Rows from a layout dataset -
===============
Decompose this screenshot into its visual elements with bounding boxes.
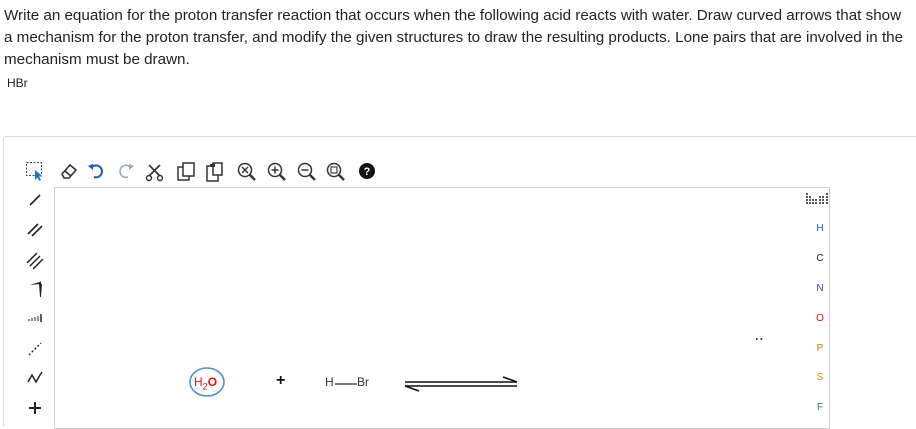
clean-icon[interactable] — [236, 161, 258, 183]
water-h: H — [194, 375, 203, 389]
reaction-plus: + — [276, 372, 286, 389]
drawing-canvas[interactable]: H2O + H Br : — [54, 187, 830, 429]
paste-icon[interactable] — [204, 161, 224, 183]
chain-icon[interactable] — [26, 370, 44, 386]
h-br-bond[interactable] — [335, 382, 357, 386]
wedge-bond-icon[interactable] — [28, 280, 44, 298]
select-icon[interactable] — [25, 161, 45, 181]
element-n-button[interactable]: N — [812, 283, 828, 294]
zoom-fit-icon[interactable] — [325, 161, 347, 183]
double-bond-icon[interactable] — [26, 221, 44, 239]
single-bond-icon[interactable] — [27, 192, 43, 208]
acid-label: HBr — [7, 76, 28, 90]
zoom-in-icon[interactable] — [266, 161, 288, 183]
hash-bond-icon[interactable] — [27, 312, 45, 326]
element-o-button[interactable]: O — [812, 313, 828, 324]
question-text: Write an equation for the proton transfe… — [4, 7, 904, 68]
triple-bond-icon[interactable] — [25, 250, 45, 270]
element-h-button[interactable]: H — [812, 223, 828, 234]
erase-icon[interactable] — [59, 162, 79, 180]
cut-icon[interactable] — [145, 162, 165, 182]
svg-text:?: ? — [364, 166, 371, 178]
undo-icon[interactable] — [87, 162, 105, 180]
water-o: O — [207, 375, 218, 389]
help-icon[interactable]: ? — [358, 162, 376, 180]
dashed-bond-icon[interactable] — [27, 341, 43, 357]
element-p-button[interactable]: P — [812, 343, 828, 354]
element-f-button[interactable]: F — [812, 402, 828, 413]
structure-editor: ? H2O + H Br: H C N O P S F — [3, 136, 916, 429]
equilibrium-arrow[interactable] — [403, 376, 519, 392]
copy-icon[interactable] — [176, 161, 196, 183]
hbr-br[interactable]: Br — [357, 375, 369, 389]
add-charge-icon[interactable] — [28, 400, 42, 416]
hbr-h[interactable]: H — [325, 375, 334, 389]
element-s-button[interactable]: S — [812, 372, 828, 383]
lone-pair-dots[interactable]: : — [753, 337, 767, 341]
water-molecule[interactable]: H2O — [194, 375, 217, 391]
zoom-out-icon[interactable] — [296, 161, 318, 183]
redo-icon[interactable] — [117, 162, 135, 180]
periodic-table-icon[interactable] — [805, 191, 829, 207]
element-c-button[interactable]: C — [812, 253, 828, 264]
===============
Please copy all of the data above word for word, leaving out the picture.

Decompose this screenshot into its visual elements with bounding boxes.
clean-icon[interactable] — [236, 161, 258, 183]
water-h: H — [194, 375, 203, 389]
reaction-plus: + — [276, 372, 286, 389]
drawing-canvas[interactable]: H2O + H Br : — [54, 187, 830, 429]
paste-icon[interactable] — [204, 161, 224, 183]
chain-icon[interactable] — [26, 370, 44, 386]
h-br-bond[interactable] — [335, 382, 357, 386]
wedge-bond-icon[interactable] — [28, 280, 44, 298]
select-icon[interactable] — [25, 161, 45, 181]
element-n-button[interactable]: N — [812, 283, 828, 294]
zoom-fit-icon[interactable] — [325, 161, 347, 183]
double-bond-icon[interactable] — [26, 221, 44, 239]
single-bond-icon[interactable] — [27, 192, 43, 208]
acid-label: HBr — [7, 76, 28, 90]
zoom-in-icon[interactable] — [266, 161, 288, 183]
hash-bond-icon[interactable] — [27, 312, 45, 326]
element-o-button[interactable]: O — [812, 313, 828, 324]
question-text: Write an equation for the proton transfe… — [4, 7, 904, 68]
triple-bond-icon[interactable] — [25, 250, 45, 270]
element-h-button[interactable]: H — [812, 223, 828, 234]
erase-icon[interactable] — [59, 162, 79, 180]
cut-icon[interactable] — [145, 162, 165, 182]
svg-text:?: ? — [364, 166, 371, 178]
undo-icon[interactable] — [87, 162, 105, 180]
water-o: O — [207, 375, 218, 389]
help-icon[interactable]: ? — [358, 162, 376, 180]
dashed-bond-icon[interactable] — [27, 341, 43, 357]
element-p-button[interactable]: P — [812, 343, 828, 354]
element-f-button[interactable]: F — [812, 402, 828, 413]
structure-editor: ? H2O + H Br: H C N O P S F — [3, 136, 916, 429]
equilibrium-arrow[interactable] — [403, 376, 519, 392]
copy-icon[interactable] — [176, 161, 196, 183]
hbr-br[interactable]: Br — [357, 375, 369, 389]
add-charge-icon[interactable] — [28, 400, 42, 416]
hbr-h[interactable]: H — [325, 375, 334, 389]
element-s-button[interactable]: S — [812, 372, 828, 383]
lone-pair-dots[interactable]: : — [753, 337, 767, 341]
water-molecule[interactable]: H2O — [194, 375, 217, 391]
zoom-out-icon[interactable] — [296, 161, 318, 183]
redo-icon[interactable] — [117, 162, 135, 180]
periodic-table-icon[interactable] — [805, 191, 829, 207]
element-c-button[interactable]: C — [812, 253, 828, 264]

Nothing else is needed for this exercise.